• Aim
Rewrite the lines from the one containing "table-row: 流動資産 60 <box>512 190 854 224</box>" through the one containing "table-row: 営業外費用 10 <box>10 468 484 502</box>", swapping "indent-bar" for "indent-strip" and leaving everything else unchanged.

◆ ◆ ◆ ◆ ◆ ◆ ◆

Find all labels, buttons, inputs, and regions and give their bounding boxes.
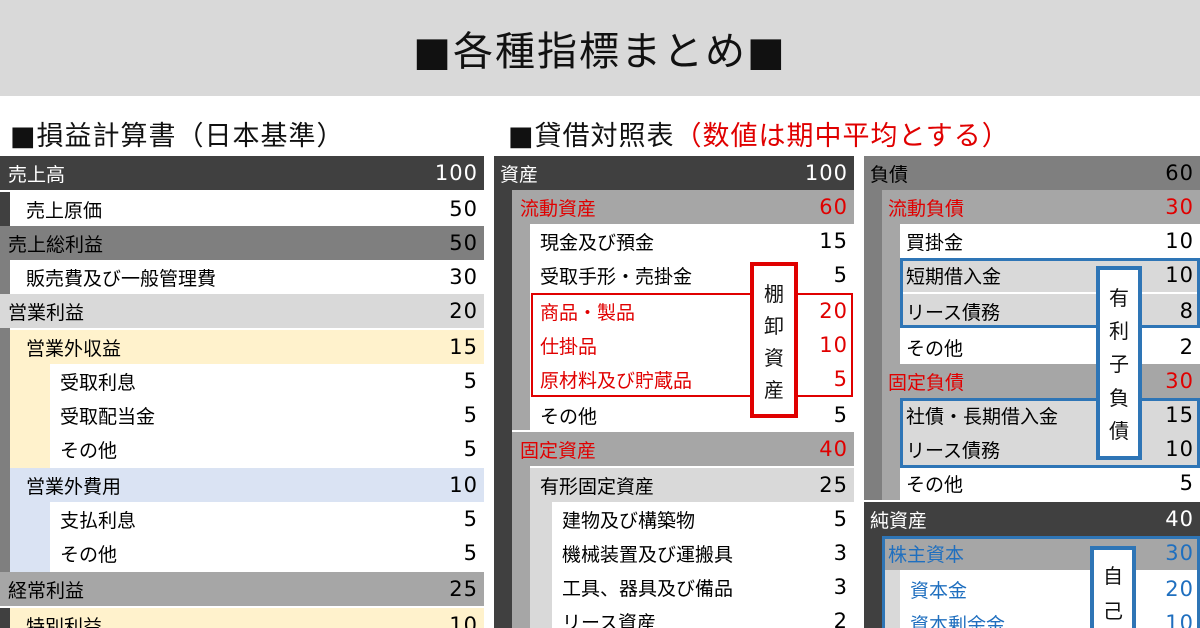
table-row: 流動資産 60 <box>512 190 854 224</box>
table-row: 受取利息 5 <box>50 364 484 398</box>
table-row: 売上総利益 50 <box>0 226 484 260</box>
equity-label-box: 自 己 <box>1090 546 1136 628</box>
indent-bar <box>530 502 552 628</box>
table-row: 純資産 40 <box>864 502 1200 536</box>
table-row: 資産 100 <box>494 156 854 190</box>
table-row: 受取配当金 5 <box>50 398 484 432</box>
indent-bar <box>0 608 10 628</box>
debt-outline <box>900 398 1200 468</box>
indent-bar <box>882 398 900 500</box>
table-row: 営業外収益 15 <box>10 330 484 364</box>
table-row: 営業外費用 10 <box>10 468 484 502</box>
table-row: その他 5 <box>530 398 854 432</box>
table-row: その他 5 <box>50 536 484 570</box>
indent-bar <box>864 536 882 628</box>
table-row: 営業利益 20 <box>0 294 484 328</box>
indent-bar <box>512 466 530 628</box>
table-row: その他 5 <box>50 432 484 466</box>
page-title: ■各種指標まとめ■ <box>0 0 1200 96</box>
table-row: 経常利益 25 <box>0 572 484 606</box>
indent-bar <box>494 190 512 628</box>
table-row: 負債 60 <box>864 156 1200 190</box>
inventory-label-box: 棚 卸 資 産 <box>750 262 798 418</box>
table-row: 売上高 100 <box>0 156 484 190</box>
table-row: 現金及び預金 15 <box>530 224 854 258</box>
balance-sheet-heading: ■貸借対照表（数値は期中平均とする） <box>508 121 1010 152</box>
indent-bar <box>864 190 882 500</box>
debt-outline <box>900 258 1200 328</box>
equity-outline <box>882 536 1200 628</box>
indent-bar <box>10 364 50 468</box>
inventory-outline <box>531 293 853 397</box>
indent-bar <box>0 328 10 572</box>
table-row: 特別利益 10 <box>10 608 484 628</box>
table-row: その他 2 <box>900 330 1200 364</box>
table-row: 固定資産 40 <box>512 432 854 466</box>
table-row: 買掛金 10 <box>900 224 1200 258</box>
table-row: 売上原価 50 <box>10 192 484 226</box>
table-row: 受取手形・売掛金 5 <box>530 258 854 292</box>
interest-bearing-debt-label-box: 有 利 子 負 債 <box>1096 266 1142 460</box>
indent-bar <box>0 192 10 226</box>
table-row: 流動負債 30 <box>882 190 1200 224</box>
table-row: 建物及び構築物 5 <box>552 502 854 536</box>
income-statement-heading: ■損益計算書（日本基準） <box>10 121 345 152</box>
table-row: 固定負債 30 <box>882 364 1200 398</box>
indent-bar <box>882 224 900 364</box>
table-row: 支払利息 5 <box>50 502 484 536</box>
table-row: 販売費及び一般管理費 30 <box>10 260 484 294</box>
indent-bar <box>512 224 530 430</box>
table-row: リース資産 2 <box>552 604 854 628</box>
indent-bar <box>0 260 10 294</box>
table-row: その他 5 <box>900 466 1200 500</box>
table-row: 有形固定資産 25 <box>530 468 854 502</box>
indent-bar <box>10 502 50 572</box>
table-row: 機械装置及び運搬具 3 <box>552 536 854 570</box>
table-row: 工具、器具及び備品 3 <box>552 570 854 604</box>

◆ ◆ ◆ ◆ ◆ ◆ ◆

• Expected answer
table-row: 流動資産 60 <box>512 190 854 224</box>
table-row: 受取利息 5 <box>50 364 484 398</box>
table-row: 売上総利益 50 <box>0 226 484 260</box>
equity-label-box: 自 己 <box>1090 546 1136 628</box>
indent-strip <box>530 502 552 628</box>
table-row: 純資産 40 <box>864 502 1200 536</box>
table-row: 資産 100 <box>494 156 854 190</box>
table-row: 受取配当金 5 <box>50 398 484 432</box>
indent-strip <box>0 608 10 628</box>
debt-outline <box>900 398 1200 468</box>
indent-strip <box>882 398 900 500</box>
table-row: 営業外収益 15 <box>10 330 484 364</box>
table-row: 営業外費用 10 <box>10 468 484 502</box>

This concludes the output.